* _PROBLEM_
Please turn each listing below into a numbered list, leaving out any blank lines.

Stored items from a collection
• • •

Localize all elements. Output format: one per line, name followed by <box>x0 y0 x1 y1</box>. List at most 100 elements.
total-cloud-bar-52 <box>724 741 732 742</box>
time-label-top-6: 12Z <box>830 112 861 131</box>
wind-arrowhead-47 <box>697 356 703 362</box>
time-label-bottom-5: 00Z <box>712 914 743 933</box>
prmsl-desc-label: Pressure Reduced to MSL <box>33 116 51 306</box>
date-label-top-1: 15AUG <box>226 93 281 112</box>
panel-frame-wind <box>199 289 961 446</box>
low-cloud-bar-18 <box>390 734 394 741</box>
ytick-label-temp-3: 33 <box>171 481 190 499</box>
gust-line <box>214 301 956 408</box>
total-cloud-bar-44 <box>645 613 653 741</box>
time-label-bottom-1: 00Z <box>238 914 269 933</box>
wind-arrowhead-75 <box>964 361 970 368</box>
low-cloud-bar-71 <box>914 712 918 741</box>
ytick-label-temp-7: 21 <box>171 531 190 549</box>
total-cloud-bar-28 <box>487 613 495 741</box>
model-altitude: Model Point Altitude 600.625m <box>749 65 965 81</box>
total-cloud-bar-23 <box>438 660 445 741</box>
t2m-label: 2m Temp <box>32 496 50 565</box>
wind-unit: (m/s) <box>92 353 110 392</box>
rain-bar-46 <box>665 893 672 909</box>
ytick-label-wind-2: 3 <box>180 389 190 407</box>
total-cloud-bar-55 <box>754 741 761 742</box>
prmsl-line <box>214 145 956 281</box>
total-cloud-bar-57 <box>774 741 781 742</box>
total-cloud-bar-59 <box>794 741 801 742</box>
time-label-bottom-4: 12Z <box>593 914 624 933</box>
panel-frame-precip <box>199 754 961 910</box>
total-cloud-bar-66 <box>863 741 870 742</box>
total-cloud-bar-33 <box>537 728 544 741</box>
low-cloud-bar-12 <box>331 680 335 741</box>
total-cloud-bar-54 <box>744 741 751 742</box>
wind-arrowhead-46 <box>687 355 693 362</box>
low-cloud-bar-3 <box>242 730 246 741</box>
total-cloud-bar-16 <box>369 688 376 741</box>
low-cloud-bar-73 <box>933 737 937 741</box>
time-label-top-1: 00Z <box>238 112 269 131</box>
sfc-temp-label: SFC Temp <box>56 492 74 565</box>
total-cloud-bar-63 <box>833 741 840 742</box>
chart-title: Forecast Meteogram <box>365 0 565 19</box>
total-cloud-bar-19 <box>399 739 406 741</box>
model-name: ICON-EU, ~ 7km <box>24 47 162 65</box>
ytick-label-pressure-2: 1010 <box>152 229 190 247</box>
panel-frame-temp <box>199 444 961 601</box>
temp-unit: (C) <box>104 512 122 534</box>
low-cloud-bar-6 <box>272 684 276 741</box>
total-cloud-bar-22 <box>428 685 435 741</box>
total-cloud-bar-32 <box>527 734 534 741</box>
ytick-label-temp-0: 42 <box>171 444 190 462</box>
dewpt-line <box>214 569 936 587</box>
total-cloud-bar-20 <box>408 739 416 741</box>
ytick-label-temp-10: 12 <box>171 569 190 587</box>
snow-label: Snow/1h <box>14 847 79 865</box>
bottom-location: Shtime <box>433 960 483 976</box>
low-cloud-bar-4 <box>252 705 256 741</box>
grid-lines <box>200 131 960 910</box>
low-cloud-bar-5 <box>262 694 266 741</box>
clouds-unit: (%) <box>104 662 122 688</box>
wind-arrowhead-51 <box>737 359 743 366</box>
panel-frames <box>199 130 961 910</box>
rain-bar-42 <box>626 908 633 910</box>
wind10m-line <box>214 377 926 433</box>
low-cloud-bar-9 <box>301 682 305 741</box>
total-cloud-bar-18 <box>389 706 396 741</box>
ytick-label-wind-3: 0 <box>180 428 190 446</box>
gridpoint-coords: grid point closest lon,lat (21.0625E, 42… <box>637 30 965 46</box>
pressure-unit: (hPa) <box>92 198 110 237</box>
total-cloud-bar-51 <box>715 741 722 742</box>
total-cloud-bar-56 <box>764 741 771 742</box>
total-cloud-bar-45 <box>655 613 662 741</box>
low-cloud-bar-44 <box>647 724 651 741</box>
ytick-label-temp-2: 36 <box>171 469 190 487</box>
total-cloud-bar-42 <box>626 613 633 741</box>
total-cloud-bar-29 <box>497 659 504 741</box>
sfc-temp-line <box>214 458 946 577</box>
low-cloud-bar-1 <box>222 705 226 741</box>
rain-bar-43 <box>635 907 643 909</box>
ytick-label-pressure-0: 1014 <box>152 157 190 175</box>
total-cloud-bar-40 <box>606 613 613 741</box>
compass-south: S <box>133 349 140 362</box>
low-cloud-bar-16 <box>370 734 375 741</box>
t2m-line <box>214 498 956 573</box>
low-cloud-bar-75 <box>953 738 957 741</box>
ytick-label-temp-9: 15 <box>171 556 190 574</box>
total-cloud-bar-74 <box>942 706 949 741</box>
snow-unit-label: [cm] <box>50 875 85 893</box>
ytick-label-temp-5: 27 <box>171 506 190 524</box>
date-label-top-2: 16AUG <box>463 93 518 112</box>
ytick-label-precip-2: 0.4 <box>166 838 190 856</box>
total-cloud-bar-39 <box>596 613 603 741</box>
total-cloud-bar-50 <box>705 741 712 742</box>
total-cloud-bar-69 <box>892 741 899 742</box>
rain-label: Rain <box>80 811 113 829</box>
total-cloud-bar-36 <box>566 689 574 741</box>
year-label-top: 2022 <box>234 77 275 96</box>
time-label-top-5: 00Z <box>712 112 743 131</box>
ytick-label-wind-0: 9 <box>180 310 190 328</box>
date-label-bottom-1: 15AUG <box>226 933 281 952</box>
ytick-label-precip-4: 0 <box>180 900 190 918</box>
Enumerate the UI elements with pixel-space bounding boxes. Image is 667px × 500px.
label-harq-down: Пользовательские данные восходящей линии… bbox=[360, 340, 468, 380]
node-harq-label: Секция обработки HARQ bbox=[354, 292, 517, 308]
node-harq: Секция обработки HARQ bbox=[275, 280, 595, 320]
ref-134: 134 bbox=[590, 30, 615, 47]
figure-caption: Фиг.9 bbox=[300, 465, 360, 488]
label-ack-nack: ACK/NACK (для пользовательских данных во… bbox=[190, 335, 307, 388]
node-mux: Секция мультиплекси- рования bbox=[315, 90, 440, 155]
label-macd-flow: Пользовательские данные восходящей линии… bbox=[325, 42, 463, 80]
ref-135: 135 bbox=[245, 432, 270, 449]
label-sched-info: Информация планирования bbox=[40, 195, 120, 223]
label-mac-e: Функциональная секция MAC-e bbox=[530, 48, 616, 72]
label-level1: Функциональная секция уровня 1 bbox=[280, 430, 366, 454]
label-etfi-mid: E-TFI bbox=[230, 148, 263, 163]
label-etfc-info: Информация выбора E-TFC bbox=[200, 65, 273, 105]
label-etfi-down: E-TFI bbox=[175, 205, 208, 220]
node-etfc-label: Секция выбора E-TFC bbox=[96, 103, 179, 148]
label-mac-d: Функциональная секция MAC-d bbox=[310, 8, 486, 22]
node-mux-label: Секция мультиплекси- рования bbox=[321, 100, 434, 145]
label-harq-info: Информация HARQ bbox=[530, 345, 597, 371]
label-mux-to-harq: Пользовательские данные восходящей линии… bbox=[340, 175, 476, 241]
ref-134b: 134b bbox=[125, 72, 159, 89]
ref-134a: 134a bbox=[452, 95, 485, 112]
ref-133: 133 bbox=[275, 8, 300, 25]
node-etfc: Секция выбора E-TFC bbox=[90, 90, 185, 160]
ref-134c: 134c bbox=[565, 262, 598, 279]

• • •

* _EXERCISE OUTPUT_
1. Localize all elements. Output format: one per line, name followed by <box>x0 y0 x1 y1</box>. List at most 100 elements.
2. total-cloud-bar-52 <box>724 741 732 742</box>
3. time-label-top-6: 12Z <box>830 112 861 131</box>
4. wind-arrowhead-47 <box>697 356 703 362</box>
5. time-label-bottom-5: 00Z <box>712 914 743 933</box>
6. prmsl-desc-label: Pressure Reduced to MSL <box>33 116 51 306</box>
7. date-label-top-1: 15AUG <box>226 93 281 112</box>
8. panel-frame-wind <box>199 289 961 446</box>
9. low-cloud-bar-18 <box>390 734 394 741</box>
10. ytick-label-temp-3: 33 <box>171 481 190 499</box>
11. gust-line <box>214 301 956 408</box>
12. total-cloud-bar-44 <box>645 613 653 741</box>
13. time-label-bottom-1: 00Z <box>238 914 269 933</box>
14. wind-arrowhead-75 <box>964 361 970 368</box>
15. low-cloud-bar-71 <box>914 712 918 741</box>
16. ytick-label-temp-7: 21 <box>171 531 190 549</box>
17. total-cloud-bar-28 <box>487 613 495 741</box>
18. model-altitude: Model Point Altitude 600.625m <box>749 65 965 81</box>
19. total-cloud-bar-23 <box>438 660 445 741</box>
20. t2m-label: 2m Temp <box>32 496 50 565</box>
21. wind-unit: (m/s) <box>92 353 110 392</box>
22. rain-bar-46 <box>665 893 672 909</box>
23. ytick-label-wind-2: 3 <box>180 389 190 407</box>
24. total-cloud-bar-55 <box>754 741 761 742</box>
25. prmsl-line <box>214 145 956 281</box>
26. total-cloud-bar-57 <box>774 741 781 742</box>
27. total-cloud-bar-59 <box>794 741 801 742</box>
28. time-label-bottom-4: 12Z <box>593 914 624 933</box>
29. panel-frame-precip <box>199 754 961 910</box>
30. total-cloud-bar-66 <box>863 741 870 742</box>
31. total-cloud-bar-33 <box>537 728 544 741</box>
32. low-cloud-bar-12 <box>331 680 335 741</box>
33. total-cloud-bar-54 <box>744 741 751 742</box>
34. wind-arrowhead-46 <box>687 355 693 362</box>
35. low-cloud-bar-3 <box>242 730 246 741</box>
36. total-cloud-bar-16 <box>369 688 376 741</box>
37. low-cloud-bar-73 <box>933 737 937 741</box>
38. time-label-top-1: 00Z <box>238 112 269 131</box>
39. sfc-temp-label: SFC Temp <box>56 492 74 565</box>
40. total-cloud-bar-63 <box>833 741 840 742</box>
41. chart-title: Forecast Meteogram <box>365 0 565 19</box>
42. total-cloud-bar-19 <box>399 739 406 741</box>
43. model-name: ICON-EU, ~ 7km <box>24 47 162 65</box>
44. ytick-label-pressure-2: 1010 <box>152 229 190 247</box>
45. panel-frame-temp <box>199 444 961 601</box>
46. temp-unit: (C) <box>104 512 122 534</box>
47. low-cloud-bar-6 <box>272 684 276 741</box>
48. total-cloud-bar-22 <box>428 685 435 741</box>
49. total-cloud-bar-32 <box>527 734 534 741</box>
50. ytick-label-temp-0: 42 <box>171 444 190 462</box>
51. dewpt-line <box>214 569 936 587</box>
52. total-cloud-bar-20 <box>408 739 416 741</box>
53. ytick-label-temp-10: 12 <box>171 569 190 587</box>
54. snow-label: Snow/1h <box>14 847 79 865</box>
55. bottom-location: Shtime <box>433 960 483 976</box>
56. low-cloud-bar-4 <box>252 705 256 741</box>
57. grid-lines <box>200 131 960 910</box>
58. low-cloud-bar-5 <box>262 694 266 741</box>
59. clouds-unit: (%) <box>104 662 122 688</box>
60. wind-arrowhead-51 <box>737 359 743 366</box>
61. panel-frames <box>199 130 961 910</box>
62. rain-bar-42 <box>626 908 633 910</box>
63. wind10m-line <box>214 377 926 433</box>
64. low-cloud-bar-9 <box>301 682 305 741</box>
65. total-cloud-bar-18 <box>389 706 396 741</box>
66. ytick-label-wind-3: 0 <box>180 428 190 446</box>
67. gridpoint-coords: grid point closest lon,lat (21.0625E, 42… <box>637 30 965 46</box>
68. pressure-unit: (hPa) <box>92 198 110 237</box>
69. total-cloud-bar-51 <box>715 741 722 742</box>
70. total-cloud-bar-56 <box>764 741 771 742</box>
71. total-cloud-bar-45 <box>655 613 662 741</box>
72. low-cloud-bar-44 <box>647 724 651 741</box>
73. ytick-label-temp-2: 36 <box>171 469 190 487</box>
74. total-cloud-bar-42 <box>626 613 633 741</box>
75. total-cloud-bar-29 <box>497 659 504 741</box>
76. sfc-temp-line <box>214 458 946 577</box>
77. low-cloud-bar-1 <box>222 705 226 741</box>
78. rain-bar-43 <box>635 907 643 909</box>
79. ytick-label-pressure-0: 1014 <box>152 157 190 175</box>
80. total-cloud-bar-40 <box>606 613 613 741</box>
81. compass-south: S <box>133 349 140 362</box>
82. low-cloud-bar-16 <box>370 734 375 741</box>
83. t2m-line <box>214 498 956 573</box>
84. low-cloud-bar-75 <box>953 738 957 741</box>
85. ytick-label-temp-9: 15 <box>171 556 190 574</box>
86. total-cloud-bar-74 <box>942 706 949 741</box>
87. snow-unit-label: [cm] <box>50 875 85 893</box>
88. ytick-label-temp-5: 27 <box>171 506 190 524</box>
89. date-label-top-2: 16AUG <box>463 93 518 112</box>
90. ytick-label-precip-2: 0.4 <box>166 838 190 856</box>
91. total-cloud-bar-39 <box>596 613 603 741</box>
92. total-cloud-bar-50 <box>705 741 712 742</box>
93. total-cloud-bar-69 <box>892 741 899 742</box>
94. rain-label: Rain <box>80 811 113 829</box>
95. total-cloud-bar-36 <box>566 689 574 741</box>
96. year-label-top: 2022 <box>234 77 275 96</box>
97. time-label-top-5: 00Z <box>712 112 743 131</box>
98. ytick-label-wind-0: 9 <box>180 310 190 328</box>
99. date-label-bottom-1: 15AUG <box>226 933 281 952</box>
100. ytick-label-precip-4: 0 <box>180 900 190 918</box>
101. Enumerate the UI elements with pixel-space bounding boxes. Image is 667px × 500px.
102. label-harq-down: Пользовательские данные восходящей линии… bbox=[360, 340, 468, 380]
103. node-harq-label: Секция обработки HARQ bbox=[354, 292, 517, 308]
104. node-harq: Секция обработки HARQ bbox=[275, 280, 595, 320]
105. ref-134: 134 bbox=[590, 30, 615, 47]
106. figure-caption: Фиг.9 bbox=[300, 465, 360, 488]
107. label-ack-nack: ACK/NACK (для пользовательских данных во… bbox=[190, 335, 307, 388]
108. node-mux: Секция мультиплекси- рования bbox=[315, 90, 440, 155]
109. label-macd-flow: Пользовательские данные восходящей линии… bbox=[325, 42, 463, 80]
110. ref-135: 135 bbox=[245, 432, 270, 449]
111. label-sched-info: Информация планирования bbox=[40, 195, 120, 223]
112. label-mac-e: Функциональная секция MAC-e bbox=[530, 48, 616, 72]
113. label-level1: Функциональная секция уровня 1 bbox=[280, 430, 366, 454]
114. label-etfi-mid: E-TFI bbox=[230, 148, 263, 163]
115. label-etfc-info: Информация выбора E-TFC bbox=[200, 65, 273, 105]
116. label-etfi-down: E-TFI bbox=[175, 205, 208, 220]
117. node-etfc-label: Секция выбора E-TFC bbox=[96, 103, 179, 148]
118. label-mac-d: Функциональная секция MAC-d bbox=[310, 8, 486, 22]
119. node-mux-label: Секция мультиплекси- рования bbox=[321, 100, 434, 145]
120. label-harq-info: Информация HARQ bbox=[530, 345, 597, 371]
121. label-mux-to-harq: Пользовательские данные восходящей линии… bbox=[340, 175, 476, 241]
122. ref-134b: 134b bbox=[125, 72, 159, 89]
123. ref-134a: 134a bbox=[452, 95, 485, 112]
124. ref-133: 133 bbox=[275, 8, 300, 25]
125. node-etfc: Секция выбора E-TFC bbox=[90, 90, 185, 160]
126. ref-134c: 134c bbox=[565, 262, 598, 279]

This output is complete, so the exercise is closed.